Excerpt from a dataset
§

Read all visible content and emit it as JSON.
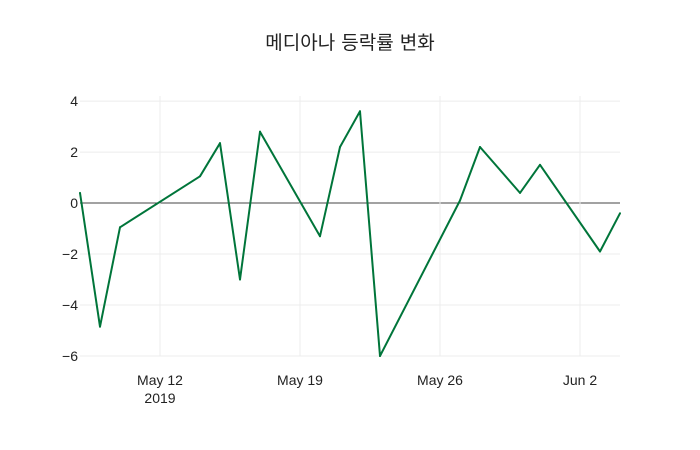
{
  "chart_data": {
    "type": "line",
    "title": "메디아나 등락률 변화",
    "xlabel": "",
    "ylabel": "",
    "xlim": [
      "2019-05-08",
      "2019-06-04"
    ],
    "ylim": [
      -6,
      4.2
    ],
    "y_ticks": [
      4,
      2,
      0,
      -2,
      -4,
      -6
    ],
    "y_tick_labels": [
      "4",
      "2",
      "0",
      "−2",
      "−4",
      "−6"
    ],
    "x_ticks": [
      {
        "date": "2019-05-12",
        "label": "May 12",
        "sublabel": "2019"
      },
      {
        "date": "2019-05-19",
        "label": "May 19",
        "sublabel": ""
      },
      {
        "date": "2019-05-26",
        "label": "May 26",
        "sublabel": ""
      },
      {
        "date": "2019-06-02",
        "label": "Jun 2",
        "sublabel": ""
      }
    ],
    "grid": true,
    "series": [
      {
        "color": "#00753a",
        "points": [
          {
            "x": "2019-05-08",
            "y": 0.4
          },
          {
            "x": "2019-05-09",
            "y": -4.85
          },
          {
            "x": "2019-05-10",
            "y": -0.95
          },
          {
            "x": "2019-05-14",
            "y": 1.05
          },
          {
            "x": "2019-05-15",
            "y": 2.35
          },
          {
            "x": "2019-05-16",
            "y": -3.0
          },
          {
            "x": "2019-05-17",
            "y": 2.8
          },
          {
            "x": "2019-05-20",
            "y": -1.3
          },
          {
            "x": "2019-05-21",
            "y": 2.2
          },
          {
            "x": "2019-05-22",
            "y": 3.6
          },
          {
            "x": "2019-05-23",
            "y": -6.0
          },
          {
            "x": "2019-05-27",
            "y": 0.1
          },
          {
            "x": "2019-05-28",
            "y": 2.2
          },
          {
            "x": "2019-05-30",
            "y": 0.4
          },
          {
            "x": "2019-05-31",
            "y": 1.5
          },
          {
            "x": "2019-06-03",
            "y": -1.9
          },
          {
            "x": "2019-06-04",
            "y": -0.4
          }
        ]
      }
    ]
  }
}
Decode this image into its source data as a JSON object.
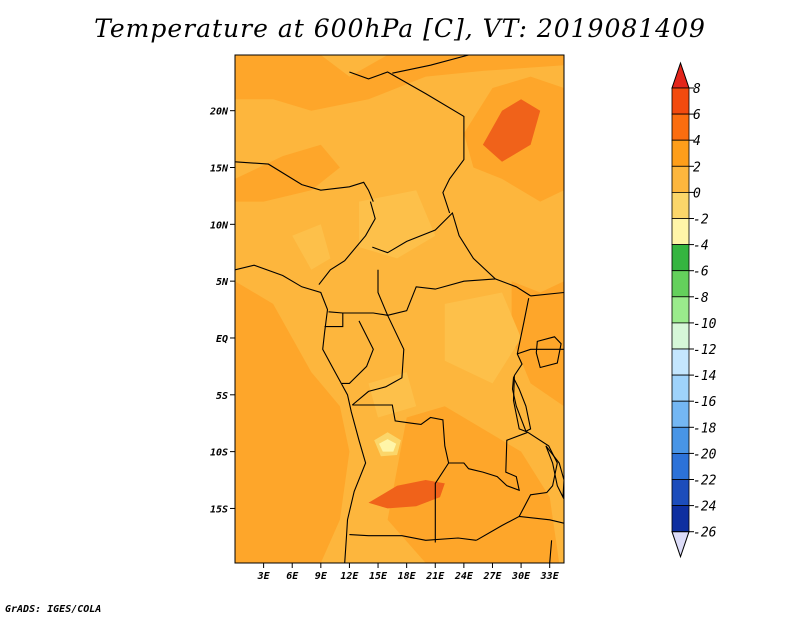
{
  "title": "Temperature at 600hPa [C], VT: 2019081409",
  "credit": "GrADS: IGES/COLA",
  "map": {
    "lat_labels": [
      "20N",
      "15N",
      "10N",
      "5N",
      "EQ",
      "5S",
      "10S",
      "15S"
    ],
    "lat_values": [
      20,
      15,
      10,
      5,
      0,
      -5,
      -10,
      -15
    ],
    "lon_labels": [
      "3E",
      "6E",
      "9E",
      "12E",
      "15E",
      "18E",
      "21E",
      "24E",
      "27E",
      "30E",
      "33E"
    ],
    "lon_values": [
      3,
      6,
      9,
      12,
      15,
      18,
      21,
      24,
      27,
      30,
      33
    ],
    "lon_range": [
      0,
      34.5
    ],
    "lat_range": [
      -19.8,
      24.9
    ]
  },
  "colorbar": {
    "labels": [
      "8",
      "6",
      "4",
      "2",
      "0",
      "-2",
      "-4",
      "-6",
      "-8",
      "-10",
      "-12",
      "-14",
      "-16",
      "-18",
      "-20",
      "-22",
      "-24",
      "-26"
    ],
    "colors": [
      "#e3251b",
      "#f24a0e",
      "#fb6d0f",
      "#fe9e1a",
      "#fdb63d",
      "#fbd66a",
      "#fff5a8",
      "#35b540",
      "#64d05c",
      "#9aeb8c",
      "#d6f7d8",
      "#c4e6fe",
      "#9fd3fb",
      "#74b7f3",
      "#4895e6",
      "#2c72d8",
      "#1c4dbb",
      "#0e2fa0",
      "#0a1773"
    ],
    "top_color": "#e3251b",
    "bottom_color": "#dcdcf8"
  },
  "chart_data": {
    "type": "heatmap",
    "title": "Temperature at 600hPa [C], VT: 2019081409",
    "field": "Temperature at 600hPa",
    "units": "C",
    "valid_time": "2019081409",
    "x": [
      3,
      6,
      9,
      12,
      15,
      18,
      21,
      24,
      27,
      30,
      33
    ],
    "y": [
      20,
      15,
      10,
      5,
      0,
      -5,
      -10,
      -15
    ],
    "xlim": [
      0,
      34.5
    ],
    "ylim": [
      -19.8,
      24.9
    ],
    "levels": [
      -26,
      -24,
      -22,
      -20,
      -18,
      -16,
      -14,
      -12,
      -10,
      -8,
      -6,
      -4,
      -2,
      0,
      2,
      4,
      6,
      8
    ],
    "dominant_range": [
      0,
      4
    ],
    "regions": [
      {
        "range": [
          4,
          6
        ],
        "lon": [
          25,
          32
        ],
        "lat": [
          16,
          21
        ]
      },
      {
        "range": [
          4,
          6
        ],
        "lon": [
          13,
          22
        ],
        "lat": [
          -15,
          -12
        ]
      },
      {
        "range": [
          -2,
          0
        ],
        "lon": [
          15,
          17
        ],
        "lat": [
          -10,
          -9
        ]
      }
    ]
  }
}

§

Requirement: Leave out the pictures and restate everything else word for word.

Answer to the exercise:
Read all visible content and emit it as JSON.
{
  "chart_data": {
    "type": "line",
    "title": "메디아나 등락률 변화",
    "xlabel": "",
    "ylabel": "",
    "xlim": [
      "2019-05-08",
      "2019-06-04"
    ],
    "ylim": [
      -6,
      4.2
    ],
    "y_ticks": [
      4,
      2,
      0,
      -2,
      -4,
      -6
    ],
    "y_tick_labels": [
      "4",
      "2",
      "0",
      "−2",
      "−4",
      "−6"
    ],
    "x_ticks": [
      {
        "date": "2019-05-12",
        "label": "May 12",
        "sublabel": "2019"
      },
      {
        "date": "2019-05-19",
        "label": "May 19",
        "sublabel": ""
      },
      {
        "date": "2019-05-26",
        "label": "May 26",
        "sublabel": ""
      },
      {
        "date": "2019-06-02",
        "label": "Jun 2",
        "sublabel": ""
      }
    ],
    "grid": true,
    "series": [
      {
        "color": "#00753a",
        "points": [
          {
            "x": "2019-05-08",
            "y": 0.4
          },
          {
            "x": "2019-05-09",
            "y": -4.85
          },
          {
            "x": "2019-05-10",
            "y": -0.95
          },
          {
            "x": "2019-05-14",
            "y": 1.05
          },
          {
            "x": "2019-05-15",
            "y": 2.35
          },
          {
            "x": "2019-05-16",
            "y": -3.0
          },
          {
            "x": "2019-05-17",
            "y": 2.8
          },
          {
            "x": "2019-05-20",
            "y": -1.3
          },
          {
            "x": "2019-05-21",
            "y": 2.2
          },
          {
            "x": "2019-05-22",
            "y": 3.6
          },
          {
            "x": "2019-05-23",
            "y": -6.0
          },
          {
            "x": "2019-05-27",
            "y": 0.1
          },
          {
            "x": "2019-05-28",
            "y": 2.2
          },
          {
            "x": "2019-05-30",
            "y": 0.4
          },
          {
            "x": "2019-05-31",
            "y": 1.5
          },
          {
            "x": "2019-06-03",
            "y": -1.9
          },
          {
            "x": "2019-06-04",
            "y": -0.4
          }
        ]
      }
    ]
  }
}
Decode this image into its source data as a JSON object.
{
  "title": "Temperature at 600hPa [C], VT: 2019081409",
  "credit": "GrADS: IGES/COLA",
  "map": {
    "lat_labels": [
      "20N",
      "15N",
      "10N",
      "5N",
      "EQ",
      "5S",
      "10S",
      "15S"
    ],
    "lat_values": [
      20,
      15,
      10,
      5,
      0,
      -5,
      -10,
      -15
    ],
    "lon_labels": [
      "3E",
      "6E",
      "9E",
      "12E",
      "15E",
      "18E",
      "21E",
      "24E",
      "27E",
      "30E",
      "33E"
    ],
    "lon_values": [
      3,
      6,
      9,
      12,
      15,
      18,
      21,
      24,
      27,
      30,
      33
    ],
    "lon_range": [
      0,
      34.5
    ],
    "lat_range": [
      -19.8,
      24.9
    ]
  },
  "colorbar": {
    "labels": [
      "8",
      "6",
      "4",
      "2",
      "0",
      "-2",
      "-4",
      "-6",
      "-8",
      "-10",
      "-12",
      "-14",
      "-16",
      "-18",
      "-20",
      "-22",
      "-24",
      "-26"
    ],
    "colors": [
      "#e3251b",
      "#f24a0e",
      "#fb6d0f",
      "#fe9e1a",
      "#fdb63d",
      "#fbd66a",
      "#fff5a8",
      "#35b540",
      "#64d05c",
      "#9aeb8c",
      "#d6f7d8",
      "#c4e6fe",
      "#9fd3fb",
      "#74b7f3",
      "#4895e6",
      "#2c72d8",
      "#1c4dbb",
      "#0e2fa0",
      "#0a1773"
    ],
    "top_color": "#e3251b",
    "bottom_color": "#dcdcf8"
  },
  "chart_data": {
    "type": "heatmap",
    "title": "Temperature at 600hPa [C], VT: 2019081409",
    "field": "Temperature at 600hPa",
    "units": "C",
    "valid_time": "2019081409",
    "x": [
      3,
      6,
      9,
      12,
      15,
      18,
      21,
      24,
      27,
      30,
      33
    ],
    "y": [
      20,
      15,
      10,
      5,
      0,
      -5,
      -10,
      -15
    ],
    "xlim": [
      0,
      34.5
    ],
    "ylim": [
      -19.8,
      24.9
    ],
    "levels": [
      -26,
      -24,
      -22,
      -20,
      -18,
      -16,
      -14,
      -12,
      -10,
      -8,
      -6,
      -4,
      -2,
      0,
      2,
      4,
      6,
      8
    ],
    "dominant_range": [
      0,
      4
    ],
    "regions": [
      {
        "range": [
          4,
          6
        ],
        "lon": [
          25,
          32
        ],
        "lat": [
          16,
          21
        ]
      },
      {
        "range": [
          4,
          6
        ],
        "lon": [
          13,
          22
        ],
        "lat": [
          -15,
          -12
        ]
      },
      {
        "range": [
          -2,
          0
        ],
        "lon": [
          15,
          17
        ],
        "lat": [
          -10,
          -9
        ]
      }
    ]
  }
}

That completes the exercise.